» **Directions for this task**: Repeat the material below word for word and leave out all pictures.

» **Extracted data**:

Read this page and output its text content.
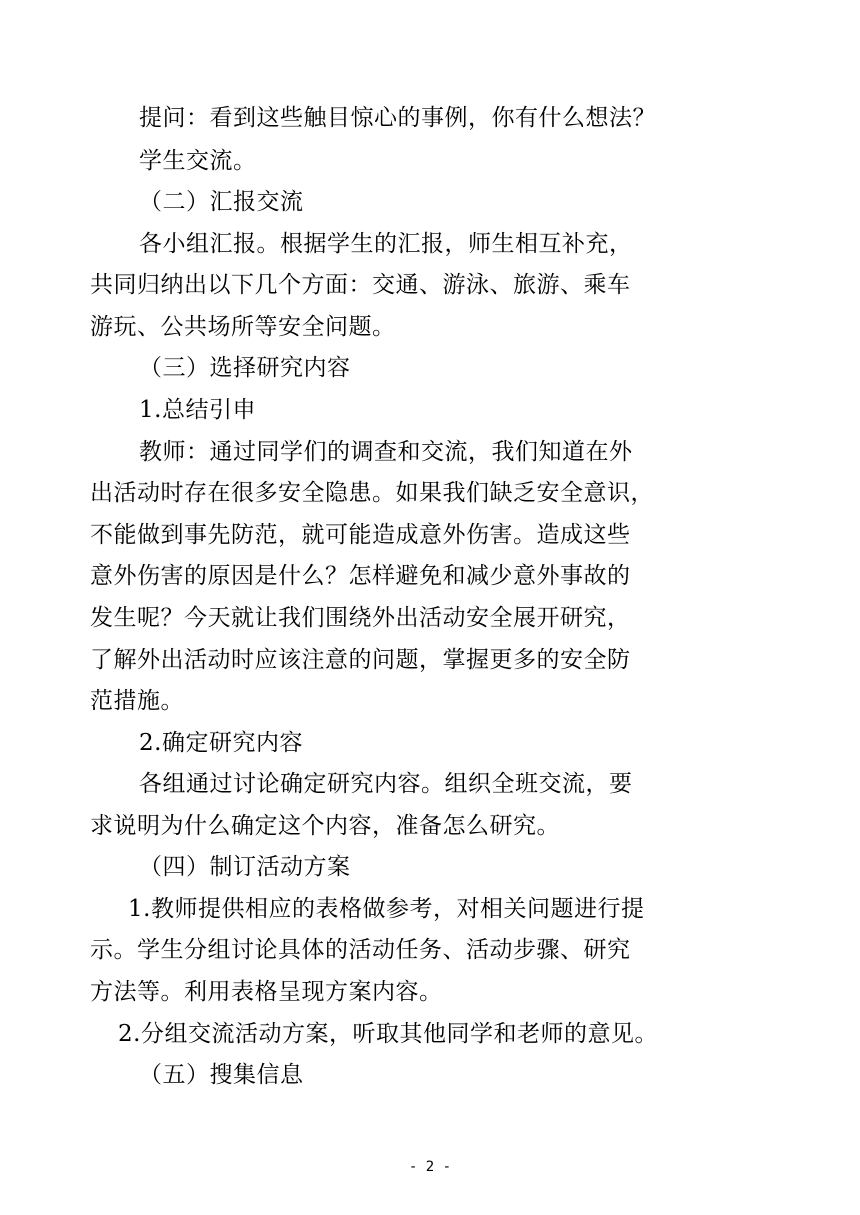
提问：看到这些触目惊心的事例，你有什么想法？
学生交流。
（二）汇报交流
各小组汇报。根据学生的汇报，师生相互补充，
共同归纳出以下几个方面：交通、游泳、旅游、乘车
游玩、公共场所等安全问题。
（三）选择研究内容
1.总结引申
教师：通过同学们的调查和交流，我们知道在外
出活动时存在很多安全隐患。如果我们缺乏安全意识，
不能做到事先防范，就可能造成意外伤害。造成这些
意外伤害的原因是什么？怎样避免和减少意外事故的
发生呢？今天就让我们围绕外出活动安全展开研究，
了解外出活动时应该注意的问题，掌握更多的安全防
范措施。
2.确定研究内容
各组通过讨论确定研究内容。组织全班交流，要
求说明为什么确定这个内容，准备怎么研究。
（四）制订活动方案
1.教师提供相应的表格做参考，对相关问题进行提
示。学生分组讨论具体的活动任务、活动步骤、研究
方法等。利用表格呈现方案内容。
2.分组交流活动方案，听取其他同学和老师的意见。
（五）搜集信息
- 2 -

» **Solution for this task**:
Read this page and output its text content.
提问：看到这些触目惊心的事例，你有什么想法？
学生交流。
（二）汇报交流
各小组汇报。根据学生的汇报，师生相互补充，
共同归纳出以下几个方面：交通、游泳、旅游、乘车
游玩、公共场所等安全问题。
（三）选择研究内容
1.总结引申
教师：通过同学们的调查和交流，我们知道在外
出活动时存在很多安全隐患。如果我们缺乏安全意识，
不能做到事先防范，就可能造成意外伤害。造成这些
意外伤害的原因是什么？怎样避免和减少意外事故的
发生呢？今天就让我们围绕外出活动安全展开研究，
了解外出活动时应该注意的问题，掌握更多的安全防
范措施。
2.确定研究内容
各组通过讨论确定研究内容。组织全班交流，要
求说明为什么确定这个内容，准备怎么研究。
（四）制订活动方案
1.教师提供相应的表格做参考，对相关问题进行提
示。学生分组讨论具体的活动任务、活动步骤、研究
方法等。利用表格呈现方案内容。
2.分组交流活动方案，听取其他同学和老师的意见。
（五）搜集信息
- 2 -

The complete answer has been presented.